### CONSIGNE:
Recopiez le passage de l'extrait sur la patience de sainte Paula compris entre « Ces monts qui » et « défauts des femmes. », bornes incluses.

### EXTRAIT:

* * *

CHAPITRE VI. De l'admirable patience avec laquelle sainte Paula supportait l'envie et l'insolence des ennemis de sa vertu.

Il est sans aucun doute que l'envie s'attache toujours aux vertus les plus éminentes :

Ces monts qui jusqu’au ciel semblent porter leur tête sont frappés les premiers de coups de la tempête; ce qu'il ne faut pas trouver étrange de voir arriver aux hommes, puisque Notre Seigneur même a été crucifié par la jalousie des pharisiens, et qu'il n'y a point eu de saints qui n'aient été persécutés par les effets de cette passion si cruelle. Le serpent n'est-il pas entré jusque dans le paradis terrestre, et n'a-t-il pas l'ait entrer le péché dans le monde par l'envie qu'il conçut contre nos premiers parents? Dieu avait suscité à Paula, ainsi qu'à David, comme un autre Adad iduméen qui la tourmentait sans cesse pour l'empêcher de s'élever, et qui, lui tenant lieu de cet aiguillon de la chair dont saint Paul se plaint, lui apprenait à ne se laisser pas emporter à la vanité par l'excellence de ses vertus, et à ne se croire pas élevée au-dessus de tous les défauts des femmes.

* * *

### LIGNES DE DONNÉES:
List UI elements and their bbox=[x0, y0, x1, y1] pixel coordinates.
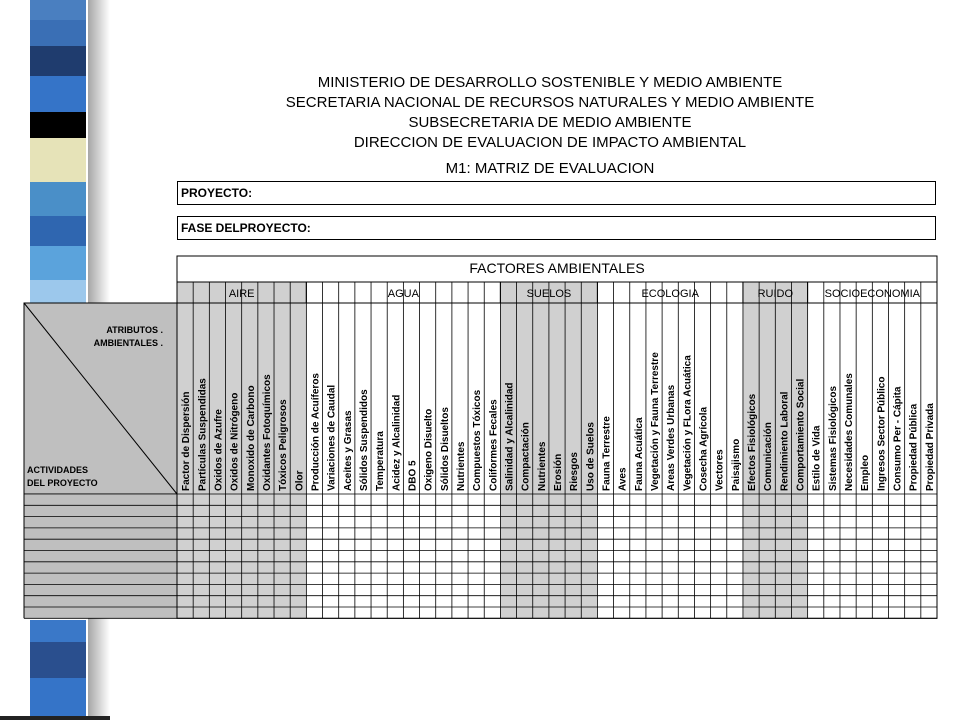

* * *

### RÉPONSE ATTENDUE:
Ces monts qui jusqu’au ciel semblent porter leur tête sont frappés les premiers de coups de la tempête; ce qu'il ne faut pas trouver étrange de voir arriver aux hommes, puisque Notre Seigneur même a été crucifié par la jalousie des pharisiens, et qu'il n'y a point eu de saints qui n'aient été persécutés par les effets de cette passion si cruelle. Le serpent n'est-il pas entré jusque dans le paradis terrestre, et n'a-t-il pas l'ait entrer le péché dans le monde par l'envie qu'il conçut contre nos premiers parents? Dieu avait suscité à Paula, ainsi qu'à David, comme un autre Adad iduméen qui la tourmentait sans cesse pour l'empêcher de s'élever, et qui, lui tenant lieu de cet aiguillon de la chair dont saint Paul se plaint, lui apprenait à ne se laisser pas emporter à la vanité par l'excellence de ses vertus, et à ne se croire pas élevée au-dessus de tous les défauts des femmes.